WHAT TO WORK ON:
Every line of the material is to be quoted verbatim, minus the pictures.

_ _ _ _ _ _ _

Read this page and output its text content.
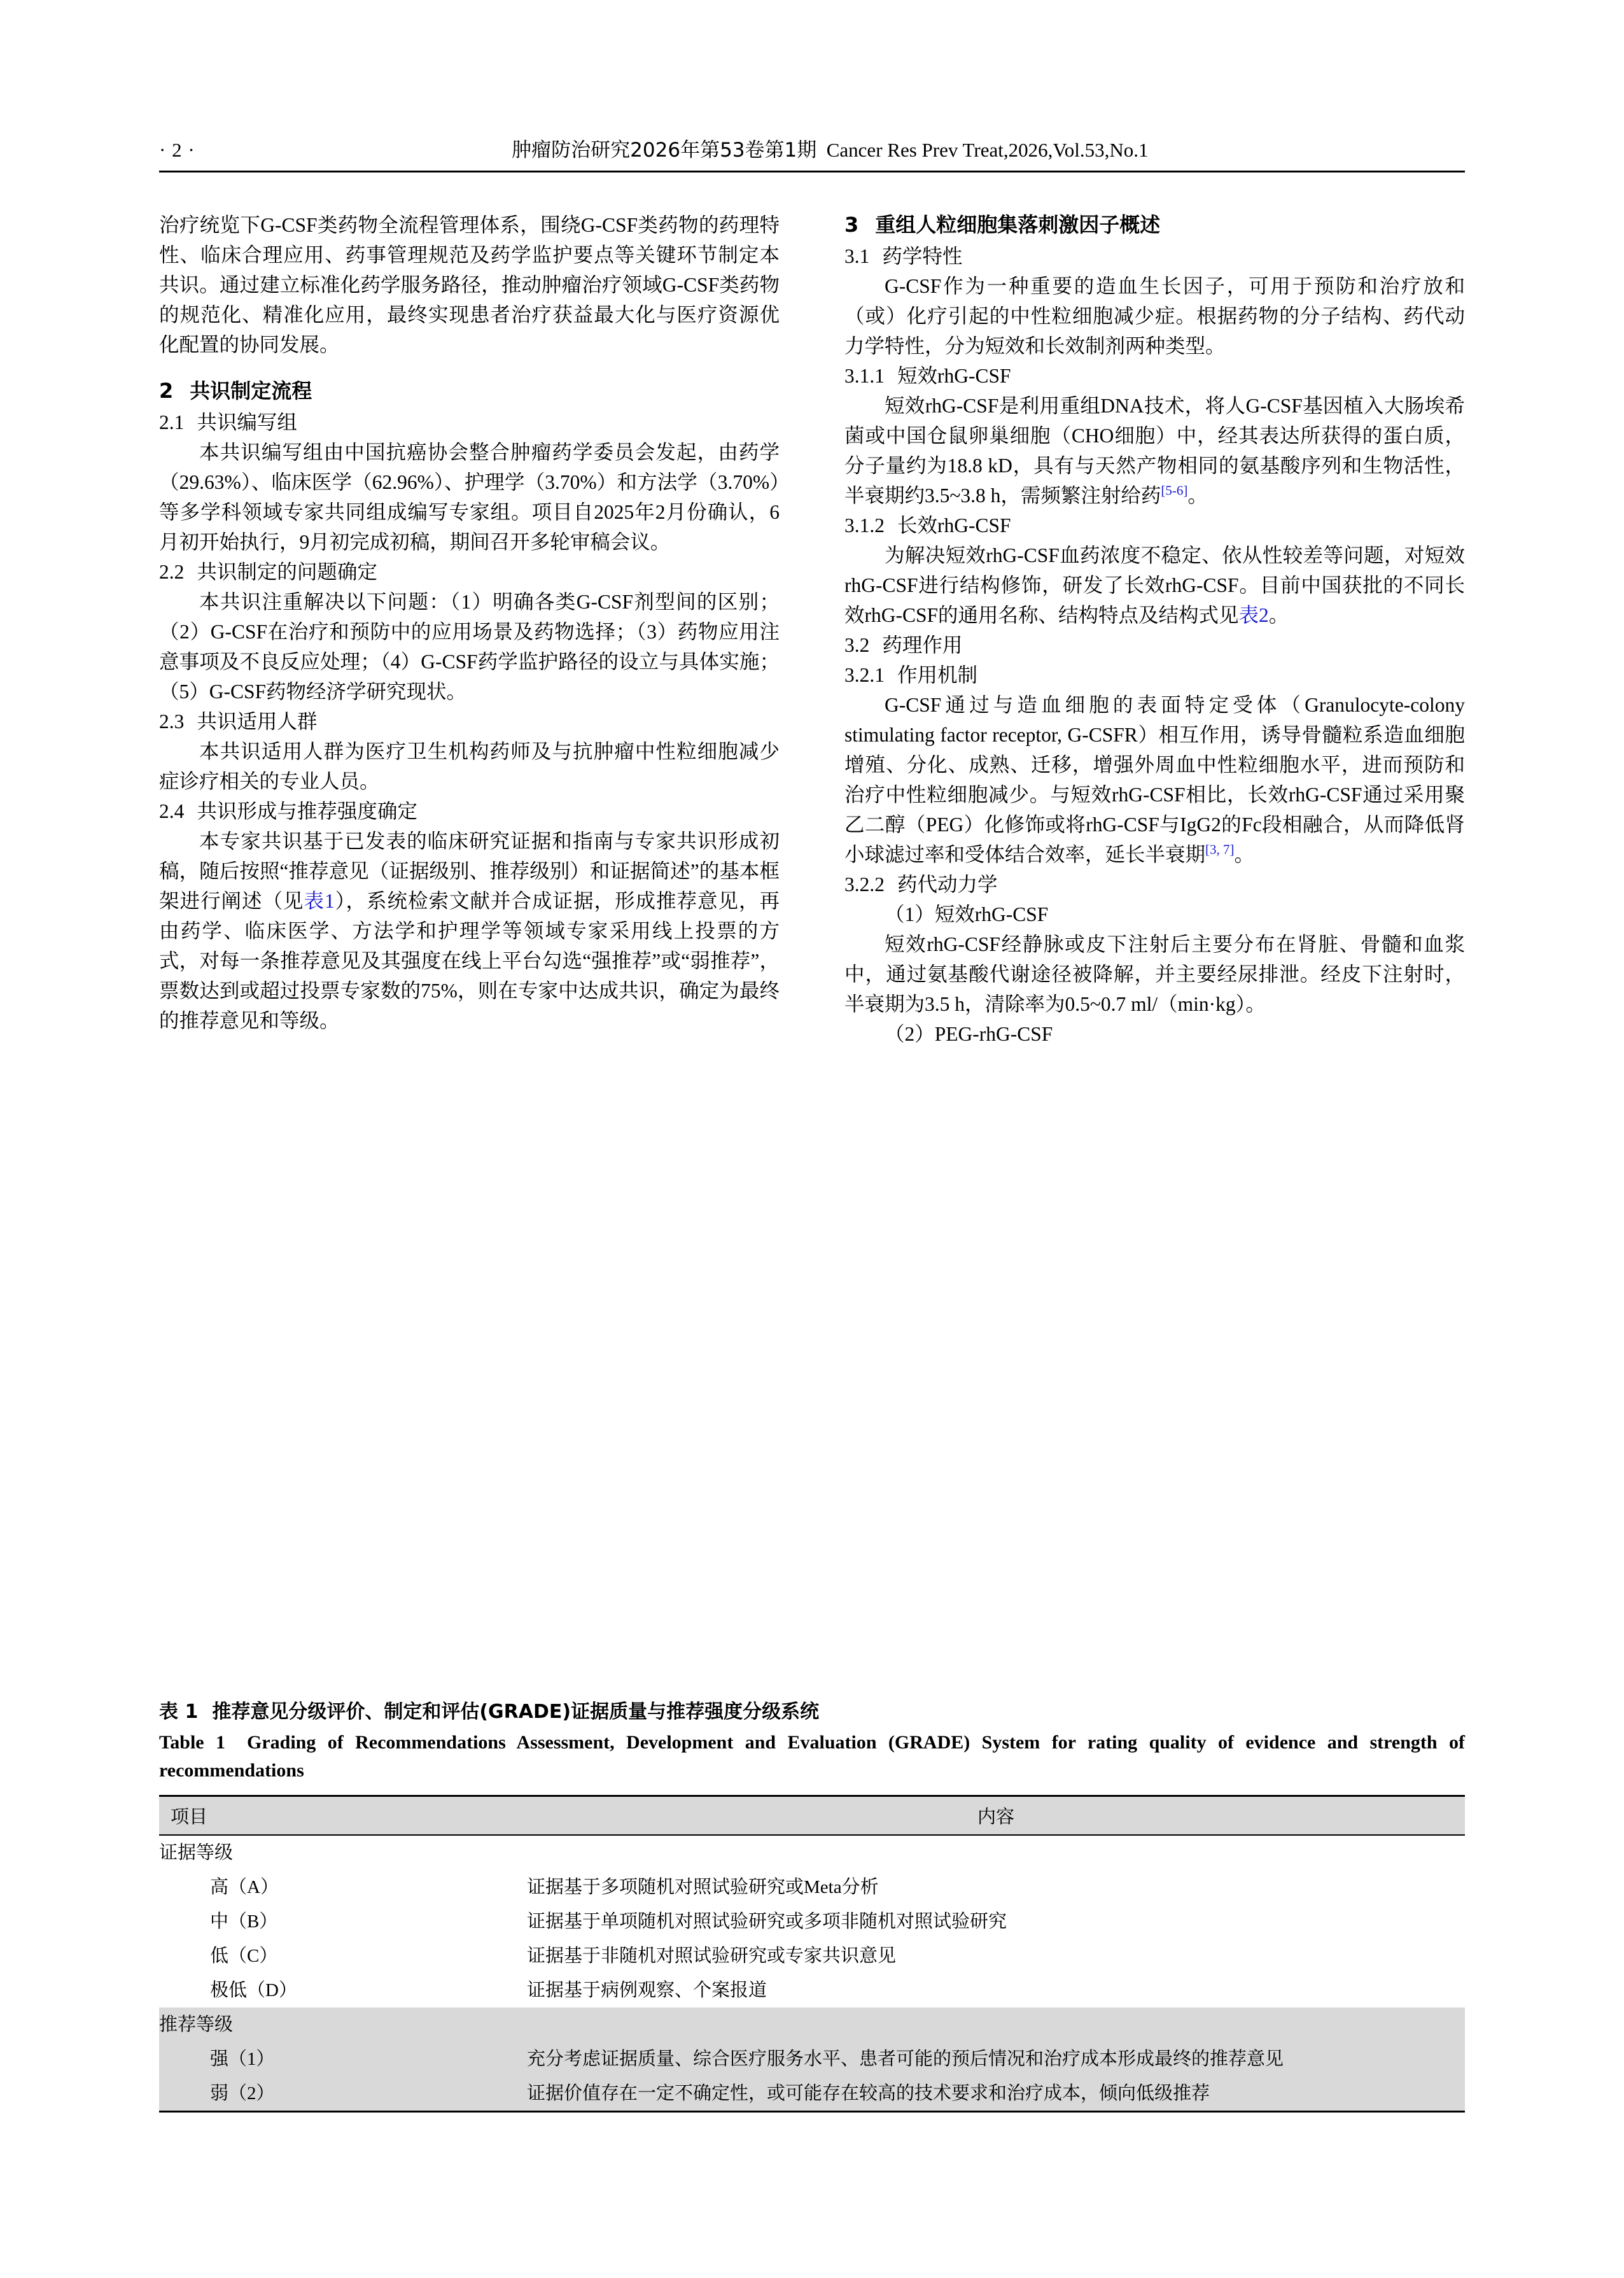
· 2 ·	肿瘤防治研究2026年第53卷第1期 Cancer Res Prev Treat,2026,Vol.53,No.1

治疗统览下G-CSF类药物全流程管理体系，围绕G-CSF类药物的药理特性、临床合理应用、药事管理规范及药学监护要点等关键环节制定本共识。通过建立标准化药学服务路径，推动肿瘤治疗领域G-CSF类药物的规范化、精准化应用，最终实现患者治疗获益最大化与医疗资源优化配置的协同发展。

2 共识制定流程

2.1 共识编写组

本共识编写组由中国抗癌协会整合肿瘤药学委员会发起，由药学（29.63%）、临床医学（62.96%）、护理学（3.70%）和方法学（3.70%）等多学科领域专家共同组成编写专家组。项目自2025年2月份确认，6月初开始执行，9月初完成初稿，期间召开多轮审稿会议。

2.2 共识制定的问题确定

本共识注重解决以下问题：（1）明确各类G-CSF剂型间的区别；（2）G-CSF在治疗和预防中的应用场景及药物选择；（3）药物应用注意事项及不良反应处理；（4）G-CSF药学监护路径的设立与具体实施；（5）G-CSF药物经济学研究现状。

2.3 共识适用人群

本共识适用人群为医疗卫生机构药师及与抗肿瘤中性粒细胞减少症诊疗相关的专业人员。

2.4 共识形成与推荐强度确定

本专家共识基于已发表的临床研究证据和指南与专家共识形成初稿，随后按照“推荐意见（证据级别、推荐级别）和证据简述”的基本框架进行阐述（见表1），系统检索文献并合成证据，形成推荐意见，再由药学、临床医学、方法学和护理学等领域专家采用线上投票的方式，对每一条推荐意见及其强度在线上平台勾选“强推荐”或“弱推荐”，票数达到或超过投票专家数的75%，则在专家中达成共识，确定为最终的推荐意见和等级。

3 重组人粒细胞集落刺激因子概述

3.1 药学特性

G-CSF作为一种重要的造血生长因子，可用于预防和治疗放和（或）化疗引起的中性粒细胞减少症。根据药物的分子结构、药代动力学特性，分为短效和长效制剂两种类型。

3.1.1 短效rhG-CSF

短效rhG-CSF是利用重组DNA技术，将人G-CSF基因植入大肠埃希菌或中国仓鼠卵巢细胞（CHO细胞）中，经其表达所获得的蛋白质，分子量约为18.8 kD，具有与天然产物相同的氨基酸序列和生物活性，半衰期约3.5~3.8 h，需频繁注射给药[5-6]。

3.1.2 长效rhG-CSF

为解决短效rhG-CSF血药浓度不稳定、依从性较差等问题，对短效rhG-CSF进行结构修饰，研发了长效rhG-CSF。目前中国获批的不同长效rhG-CSF的通用名称、结构特点及结构式见表2。

3.2 药理作用

3.2.1 作用机制

G-CSF通过与造血细胞的表面特定受体（Granulocyte-colony stimulating factor receptor, G-CSFR）相互作用，诱导骨髓粒系造血细胞增殖、分化、成熟、迁移，增强外周血中性粒细胞水平，进而预防和治疗中性粒细胞减少。与短效rhG-CSF相比，长效rhG-CSF通过采用聚乙二醇（PEG）化修饰或将rhG-CSF与IgG2的Fc段相融合，从而降低肾小球滤过率和受体结合效率，延长半衰期[3, 7]。

3.2.2 药代动力学

（1）短效rhG-CSF

短效rhG-CSF经静脉或皮下注射后主要分布在肾脏、骨髓和血浆中，通过氨基酸代谢途径被降解，并主要经尿排泄。经皮下注射时，半衰期为3.5 h，清除率为0.5~0.7 ml/（min·kg）。

（2）PEG-rhG-CSF

表 1 推荐意见分级评价、制定和评估(GRADE)证据质量与推荐强度分级系统

Table 1 Grading of Recommendations Assessment, Development and Evaluation (GRADE) System for rating quality of evidence and strength of recommendations

项目	内容
证据等级	
高（A）	证据基于多项随机对照试验研究或Meta分析
中（B）	证据基于单项随机对照试验研究或多项非随机对照试验研究
低（C）	证据基于非随机对照试验研究或专家共识意见
极低（D）	证据基于病例观察、个案报道
推荐等级	
强（1）	充分考虑证据质量、综合医疗服务水平、患者可能的预后情况和治疗成本形成最终的推荐意见
弱（2）	证据价值存在一定不确定性，或可能存在较高的技术要求和治疗成本，倾向低级推荐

_ _ _ _ _ _ _

SOLUTION:
Read this page and output its text content.
· 2 ·	肿瘤防治研究2026年第53卷第1期 Cancer Res Prev Treat,2026,Vol.53,No.1

治疗统览下G-CSF类药物全流程管理体系，围绕G-CSF类药物的药理特性、临床合理应用、药事管理规范及药学监护要点等关键环节制定本共识。通过建立标准化药学服务路径，推动肿瘤治疗领域G-CSF类药物的规范化、精准化应用，最终实现患者治疗获益最大化与医疗资源优化配置的协同发展。

2 共识制定流程

2.1 共识编写组

本共识编写组由中国抗癌协会整合肿瘤药学委员会发起，由药学（29.63%）、临床医学（62.96%）、护理学（3.70%）和方法学（3.70%）等多学科领域专家共同组成编写专家组。项目自2025年2月份确认，6月初开始执行，9月初完成初稿，期间召开多轮审稿会议。

2.2 共识制定的问题确定

本共识注重解决以下问题：（1）明确各类G-CSF剂型间的区别；（2）G-CSF在治疗和预防中的应用场景及药物选择；（3）药物应用注意事项及不良反应处理；（4）G-CSF药学监护路径的设立与具体实施；（5）G-CSF药物经济学研究现状。

2.3 共识适用人群

本共识适用人群为医疗卫生机构药师及与抗肿瘤中性粒细胞减少症诊疗相关的专业人员。

2.4 共识形成与推荐强度确定

本专家共识基于已发表的临床研究证据和指南与专家共识形成初稿，随后按照“推荐意见（证据级别、推荐级别）和证据简述”的基本框架进行阐述（见表1），系统检索文献并合成证据，形成推荐意见，再由药学、临床医学、方法学和护理学等领域专家采用线上投票的方式，对每一条推荐意见及其强度在线上平台勾选“强推荐”或“弱推荐”，票数达到或超过投票专家数的75%，则在专家中达成共识，确定为最终的推荐意见和等级。

3 重组人粒细胞集落刺激因子概述

3.1 药学特性

G-CSF作为一种重要的造血生长因子，可用于预防和治疗放和（或）化疗引起的中性粒细胞减少症。根据药物的分子结构、药代动力学特性，分为短效和长效制剂两种类型。

3.1.1 短效rhG-CSF

短效rhG-CSF是利用重组DNA技术，将人G-CSF基因植入大肠埃希菌或中国仓鼠卵巢细胞（CHO细胞）中，经其表达所获得的蛋白质，分子量约为18.8 kD，具有与天然产物相同的氨基酸序列和生物活性，半衰期约3.5~3.8 h，需频繁注射给药[5-6]。

3.1.2 长效rhG-CSF

为解决短效rhG-CSF血药浓度不稳定、依从性较差等问题，对短效rhG-CSF进行结构修饰，研发了长效rhG-CSF。目前中国获批的不同长效rhG-CSF的通用名称、结构特点及结构式见表2。

3.2 药理作用

3.2.1 作用机制

G-CSF通过与造血细胞的表面特定受体（Granulocyte-colony stimulating factor receptor, G-CSFR）相互作用，诱导骨髓粒系造血细胞增殖、分化、成熟、迁移，增强外周血中性粒细胞水平，进而预防和治疗中性粒细胞减少。与短效rhG-CSF相比，长效rhG-CSF通过采用聚乙二醇（PEG）化修饰或将rhG-CSF与IgG2的Fc段相融合，从而降低肾小球滤过率和受体结合效率，延长半衰期[3, 7]。

3.2.2 药代动力学

（1）短效rhG-CSF

短效rhG-CSF经静脉或皮下注射后主要分布在肾脏、骨髓和血浆中，通过氨基酸代谢途径被降解，并主要经尿排泄。经皮下注射时，半衰期为3.5 h，清除率为0.5~0.7 ml/（min·kg）。

（2）PEG-rhG-CSF

表 1 推荐意见分级评价、制定和评估(GRADE)证据质量与推荐强度分级系统

Table 1 Grading of Recommendations Assessment, Development and Evaluation (GRADE) System for rating quality of evidence and strength of recommendations

项目	内容
证据等级	
高（A）	证据基于多项随机对照试验研究或Meta分析
中（B）	证据基于单项随机对照试验研究或多项非随机对照试验研究
低（C）	证据基于非随机对照试验研究或专家共识意见
极低（D）	证据基于病例观察、个案报道
推荐等级	
强（1）	充分考虑证据质量、综合医疗服务水平、患者可能的预后情况和治疗成本形成最终的推荐意见
弱（2）	证据价值存在一定不确定性，或可能存在较高的技术要求和治疗成本，倾向低级推荐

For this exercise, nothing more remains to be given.